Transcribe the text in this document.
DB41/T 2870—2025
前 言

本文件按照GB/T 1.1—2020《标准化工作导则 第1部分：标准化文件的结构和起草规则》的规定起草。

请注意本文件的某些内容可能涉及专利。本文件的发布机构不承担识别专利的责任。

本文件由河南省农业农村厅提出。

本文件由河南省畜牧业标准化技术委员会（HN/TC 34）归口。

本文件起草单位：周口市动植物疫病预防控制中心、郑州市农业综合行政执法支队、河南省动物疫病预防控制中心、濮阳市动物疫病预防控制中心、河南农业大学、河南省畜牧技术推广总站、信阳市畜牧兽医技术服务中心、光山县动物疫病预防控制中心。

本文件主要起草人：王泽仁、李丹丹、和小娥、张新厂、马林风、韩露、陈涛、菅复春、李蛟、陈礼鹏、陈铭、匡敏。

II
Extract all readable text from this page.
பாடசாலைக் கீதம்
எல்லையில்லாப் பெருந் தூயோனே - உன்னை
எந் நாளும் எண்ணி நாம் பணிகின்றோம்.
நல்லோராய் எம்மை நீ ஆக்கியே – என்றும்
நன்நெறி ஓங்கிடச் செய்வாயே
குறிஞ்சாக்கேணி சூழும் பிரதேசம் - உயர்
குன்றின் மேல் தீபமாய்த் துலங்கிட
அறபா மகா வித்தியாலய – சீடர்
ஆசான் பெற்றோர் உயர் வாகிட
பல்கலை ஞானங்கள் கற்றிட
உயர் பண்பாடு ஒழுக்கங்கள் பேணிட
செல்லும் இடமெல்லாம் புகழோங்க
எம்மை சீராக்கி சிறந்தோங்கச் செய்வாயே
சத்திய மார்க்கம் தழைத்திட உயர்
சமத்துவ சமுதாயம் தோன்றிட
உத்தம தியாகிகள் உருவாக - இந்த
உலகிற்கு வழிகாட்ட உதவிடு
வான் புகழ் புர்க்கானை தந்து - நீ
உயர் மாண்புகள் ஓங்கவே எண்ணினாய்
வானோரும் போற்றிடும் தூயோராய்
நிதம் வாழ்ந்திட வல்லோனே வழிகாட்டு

> [Given exercise] Across the records above, count the lines holding "text" and reply with that number alone.

> [Reply] 2